== TASK TO CARRY OUT ==
From the entries that follow, pick out all lines holding "doctorate".

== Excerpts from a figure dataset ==

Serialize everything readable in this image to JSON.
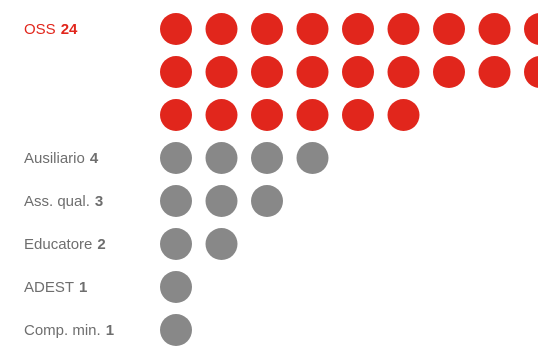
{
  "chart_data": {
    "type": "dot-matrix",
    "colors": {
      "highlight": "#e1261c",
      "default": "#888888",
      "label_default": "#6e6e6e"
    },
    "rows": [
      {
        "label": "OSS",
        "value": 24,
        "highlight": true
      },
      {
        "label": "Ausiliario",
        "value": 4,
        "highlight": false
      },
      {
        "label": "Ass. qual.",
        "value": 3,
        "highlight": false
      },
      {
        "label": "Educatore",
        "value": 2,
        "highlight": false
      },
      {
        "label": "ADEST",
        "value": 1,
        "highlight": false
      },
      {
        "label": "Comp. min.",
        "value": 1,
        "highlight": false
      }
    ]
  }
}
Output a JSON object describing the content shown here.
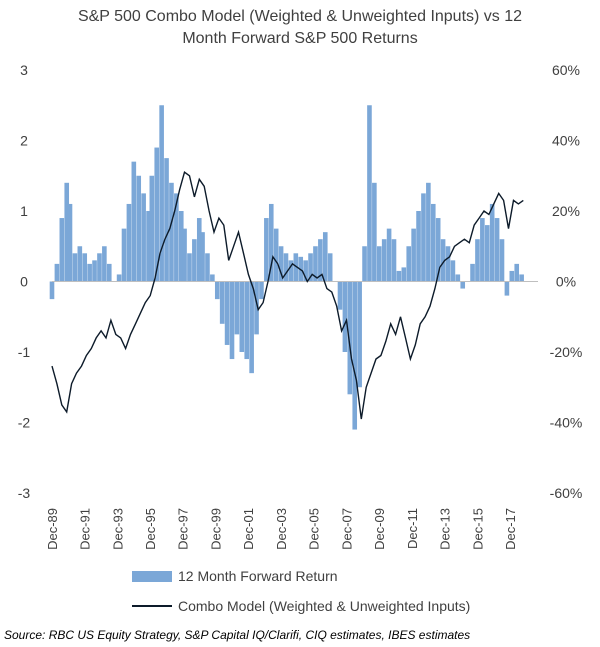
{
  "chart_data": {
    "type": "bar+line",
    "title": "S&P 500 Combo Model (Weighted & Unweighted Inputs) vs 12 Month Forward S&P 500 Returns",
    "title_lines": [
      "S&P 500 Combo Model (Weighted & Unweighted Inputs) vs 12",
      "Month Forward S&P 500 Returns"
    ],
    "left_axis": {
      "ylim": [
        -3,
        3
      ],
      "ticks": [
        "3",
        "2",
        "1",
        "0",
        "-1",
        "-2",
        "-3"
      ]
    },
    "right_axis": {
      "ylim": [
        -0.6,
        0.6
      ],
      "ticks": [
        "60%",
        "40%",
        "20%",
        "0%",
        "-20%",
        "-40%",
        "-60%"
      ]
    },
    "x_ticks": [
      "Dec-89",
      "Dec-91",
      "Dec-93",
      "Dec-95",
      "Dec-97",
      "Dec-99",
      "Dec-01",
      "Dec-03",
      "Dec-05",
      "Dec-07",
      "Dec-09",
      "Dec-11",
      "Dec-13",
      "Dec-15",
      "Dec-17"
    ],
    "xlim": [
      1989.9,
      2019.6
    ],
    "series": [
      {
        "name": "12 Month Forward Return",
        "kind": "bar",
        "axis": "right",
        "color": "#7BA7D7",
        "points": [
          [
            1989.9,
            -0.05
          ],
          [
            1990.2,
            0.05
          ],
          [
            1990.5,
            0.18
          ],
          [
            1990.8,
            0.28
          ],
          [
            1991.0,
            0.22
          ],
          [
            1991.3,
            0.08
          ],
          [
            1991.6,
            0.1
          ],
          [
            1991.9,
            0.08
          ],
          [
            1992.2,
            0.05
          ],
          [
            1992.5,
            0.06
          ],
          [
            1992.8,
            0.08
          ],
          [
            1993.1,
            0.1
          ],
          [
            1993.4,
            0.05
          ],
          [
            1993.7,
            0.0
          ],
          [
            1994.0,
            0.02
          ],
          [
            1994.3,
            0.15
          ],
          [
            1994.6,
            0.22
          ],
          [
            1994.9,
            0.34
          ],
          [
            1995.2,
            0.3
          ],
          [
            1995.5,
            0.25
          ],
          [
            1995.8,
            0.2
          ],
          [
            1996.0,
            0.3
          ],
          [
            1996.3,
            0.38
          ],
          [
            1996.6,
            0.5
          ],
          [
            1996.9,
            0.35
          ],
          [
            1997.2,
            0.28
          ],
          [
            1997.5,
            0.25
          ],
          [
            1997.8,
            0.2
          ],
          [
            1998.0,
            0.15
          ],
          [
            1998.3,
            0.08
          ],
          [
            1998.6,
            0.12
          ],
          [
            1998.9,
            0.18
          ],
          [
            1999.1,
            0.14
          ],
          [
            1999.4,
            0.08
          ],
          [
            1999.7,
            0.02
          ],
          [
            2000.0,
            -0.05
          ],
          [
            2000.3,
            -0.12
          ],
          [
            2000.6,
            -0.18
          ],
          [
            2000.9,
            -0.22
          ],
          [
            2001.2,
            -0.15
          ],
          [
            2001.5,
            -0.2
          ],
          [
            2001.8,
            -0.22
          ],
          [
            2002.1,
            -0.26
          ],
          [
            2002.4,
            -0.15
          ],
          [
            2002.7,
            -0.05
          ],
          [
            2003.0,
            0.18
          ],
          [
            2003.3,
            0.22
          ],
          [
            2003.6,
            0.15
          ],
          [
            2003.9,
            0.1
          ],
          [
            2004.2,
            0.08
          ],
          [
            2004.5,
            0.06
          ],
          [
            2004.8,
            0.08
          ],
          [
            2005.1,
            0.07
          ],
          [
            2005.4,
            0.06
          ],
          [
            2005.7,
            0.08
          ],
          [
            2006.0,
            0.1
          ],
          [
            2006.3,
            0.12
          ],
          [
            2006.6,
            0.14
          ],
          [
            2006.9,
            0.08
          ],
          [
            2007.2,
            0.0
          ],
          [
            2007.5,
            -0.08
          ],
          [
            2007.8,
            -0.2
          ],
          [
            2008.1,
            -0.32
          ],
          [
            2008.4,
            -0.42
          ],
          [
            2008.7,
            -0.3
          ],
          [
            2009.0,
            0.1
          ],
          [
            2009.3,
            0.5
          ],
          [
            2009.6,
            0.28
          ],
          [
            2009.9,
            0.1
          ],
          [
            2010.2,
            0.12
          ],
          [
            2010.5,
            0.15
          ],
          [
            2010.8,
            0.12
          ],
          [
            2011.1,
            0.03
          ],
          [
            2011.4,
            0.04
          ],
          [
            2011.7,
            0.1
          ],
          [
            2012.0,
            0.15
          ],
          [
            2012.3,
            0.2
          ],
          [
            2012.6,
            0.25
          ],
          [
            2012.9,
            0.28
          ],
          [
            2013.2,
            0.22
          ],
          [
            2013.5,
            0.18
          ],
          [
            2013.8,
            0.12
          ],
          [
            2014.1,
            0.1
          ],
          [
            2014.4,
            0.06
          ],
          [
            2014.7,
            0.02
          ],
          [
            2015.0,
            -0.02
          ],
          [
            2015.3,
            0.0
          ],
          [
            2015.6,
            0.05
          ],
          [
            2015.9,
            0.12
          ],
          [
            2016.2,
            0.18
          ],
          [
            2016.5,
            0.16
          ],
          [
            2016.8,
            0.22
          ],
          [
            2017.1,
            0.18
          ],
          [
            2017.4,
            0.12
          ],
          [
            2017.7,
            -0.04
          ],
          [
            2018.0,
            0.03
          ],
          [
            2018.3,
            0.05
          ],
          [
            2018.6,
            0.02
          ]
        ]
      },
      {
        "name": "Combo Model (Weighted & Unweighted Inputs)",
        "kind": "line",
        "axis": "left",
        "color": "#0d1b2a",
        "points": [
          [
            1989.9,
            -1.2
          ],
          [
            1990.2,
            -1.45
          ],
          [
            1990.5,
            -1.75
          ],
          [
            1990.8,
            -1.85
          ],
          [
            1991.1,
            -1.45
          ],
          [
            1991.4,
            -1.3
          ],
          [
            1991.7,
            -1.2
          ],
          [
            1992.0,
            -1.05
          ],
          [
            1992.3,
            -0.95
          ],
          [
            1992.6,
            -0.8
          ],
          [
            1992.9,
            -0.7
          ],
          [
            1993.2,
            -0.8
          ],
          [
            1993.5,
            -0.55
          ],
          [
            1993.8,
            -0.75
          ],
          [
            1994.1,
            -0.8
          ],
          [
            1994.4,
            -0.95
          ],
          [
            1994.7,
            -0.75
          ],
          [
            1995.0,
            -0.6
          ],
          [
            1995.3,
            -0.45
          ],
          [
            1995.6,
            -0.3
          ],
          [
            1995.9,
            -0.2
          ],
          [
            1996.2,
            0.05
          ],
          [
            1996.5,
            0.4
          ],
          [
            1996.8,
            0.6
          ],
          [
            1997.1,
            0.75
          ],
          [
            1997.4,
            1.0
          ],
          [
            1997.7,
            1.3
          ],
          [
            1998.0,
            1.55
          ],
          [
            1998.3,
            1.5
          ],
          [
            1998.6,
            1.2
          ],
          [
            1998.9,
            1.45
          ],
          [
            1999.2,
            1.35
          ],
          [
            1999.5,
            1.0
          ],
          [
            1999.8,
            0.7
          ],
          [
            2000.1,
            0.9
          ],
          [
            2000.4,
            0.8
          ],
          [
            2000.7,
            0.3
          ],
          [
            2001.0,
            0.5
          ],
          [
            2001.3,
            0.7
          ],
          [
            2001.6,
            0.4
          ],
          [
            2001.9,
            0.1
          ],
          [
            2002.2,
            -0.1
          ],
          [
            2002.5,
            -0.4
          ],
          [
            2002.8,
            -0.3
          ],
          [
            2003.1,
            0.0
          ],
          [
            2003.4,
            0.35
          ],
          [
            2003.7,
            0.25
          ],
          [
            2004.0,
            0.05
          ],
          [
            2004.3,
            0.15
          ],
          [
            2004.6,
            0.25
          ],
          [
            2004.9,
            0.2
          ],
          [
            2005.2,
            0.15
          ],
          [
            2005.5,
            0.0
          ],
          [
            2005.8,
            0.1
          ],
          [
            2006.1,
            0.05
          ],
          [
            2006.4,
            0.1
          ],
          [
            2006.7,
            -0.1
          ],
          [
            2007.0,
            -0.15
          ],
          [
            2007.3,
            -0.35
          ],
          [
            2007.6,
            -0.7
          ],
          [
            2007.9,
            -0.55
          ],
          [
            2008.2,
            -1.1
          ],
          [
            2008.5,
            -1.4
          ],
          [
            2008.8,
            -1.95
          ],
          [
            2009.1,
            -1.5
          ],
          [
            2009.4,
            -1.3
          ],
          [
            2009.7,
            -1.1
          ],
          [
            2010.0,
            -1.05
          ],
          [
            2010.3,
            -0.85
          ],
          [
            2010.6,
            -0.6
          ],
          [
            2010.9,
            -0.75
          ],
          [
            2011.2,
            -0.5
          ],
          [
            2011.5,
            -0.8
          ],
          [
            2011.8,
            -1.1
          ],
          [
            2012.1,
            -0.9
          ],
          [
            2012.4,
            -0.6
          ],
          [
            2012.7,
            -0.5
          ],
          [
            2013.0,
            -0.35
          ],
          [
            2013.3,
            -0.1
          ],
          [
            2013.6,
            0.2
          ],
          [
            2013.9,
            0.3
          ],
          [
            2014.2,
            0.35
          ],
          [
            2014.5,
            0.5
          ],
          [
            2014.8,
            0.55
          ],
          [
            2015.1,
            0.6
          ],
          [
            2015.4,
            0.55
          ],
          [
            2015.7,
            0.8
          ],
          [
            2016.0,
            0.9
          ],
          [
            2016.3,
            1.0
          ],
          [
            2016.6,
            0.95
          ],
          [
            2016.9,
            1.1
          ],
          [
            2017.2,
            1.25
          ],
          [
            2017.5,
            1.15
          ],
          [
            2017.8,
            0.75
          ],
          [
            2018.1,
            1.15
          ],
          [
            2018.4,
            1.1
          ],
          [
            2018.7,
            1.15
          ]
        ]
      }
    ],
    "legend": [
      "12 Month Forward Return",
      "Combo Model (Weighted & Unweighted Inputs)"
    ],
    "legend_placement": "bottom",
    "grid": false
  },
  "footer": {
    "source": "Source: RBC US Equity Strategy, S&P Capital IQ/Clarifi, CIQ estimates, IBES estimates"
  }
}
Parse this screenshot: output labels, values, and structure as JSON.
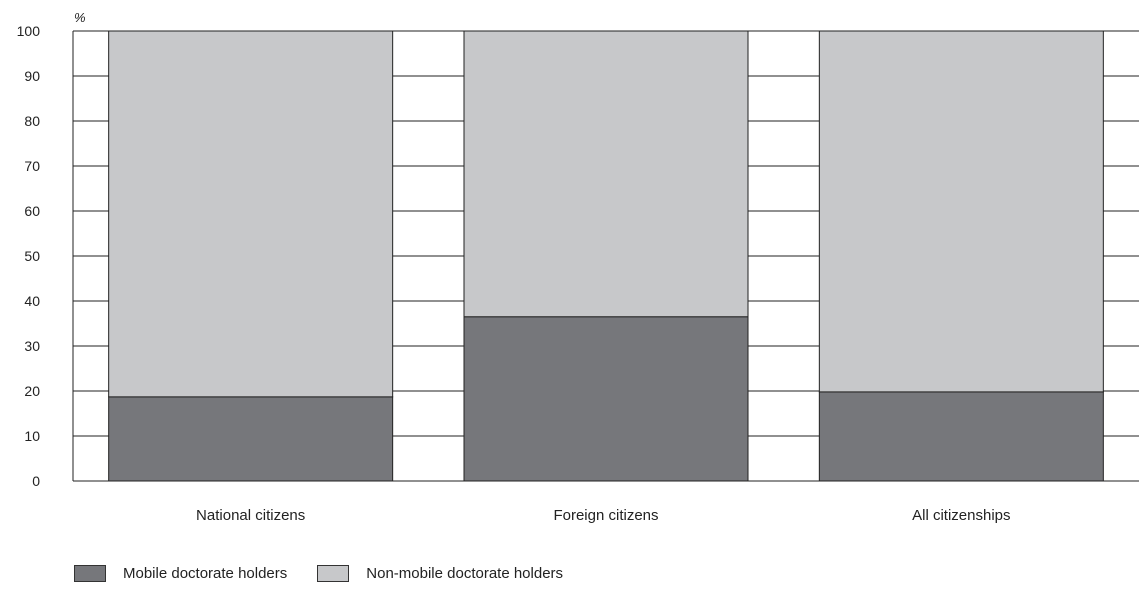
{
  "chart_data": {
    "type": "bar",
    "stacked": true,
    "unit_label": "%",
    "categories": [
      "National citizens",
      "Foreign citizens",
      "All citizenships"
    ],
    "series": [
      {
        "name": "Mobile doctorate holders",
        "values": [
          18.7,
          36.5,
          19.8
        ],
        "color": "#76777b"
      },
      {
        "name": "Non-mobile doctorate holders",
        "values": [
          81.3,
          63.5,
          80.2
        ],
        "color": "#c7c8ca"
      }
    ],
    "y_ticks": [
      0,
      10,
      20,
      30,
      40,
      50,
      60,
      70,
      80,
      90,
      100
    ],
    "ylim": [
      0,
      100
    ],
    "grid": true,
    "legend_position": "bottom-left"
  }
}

== SOLUTION TO THE EXERCISE ==
        "name": "Mobile doctorate holders",
        "name": "Non-mobile doctorate holders",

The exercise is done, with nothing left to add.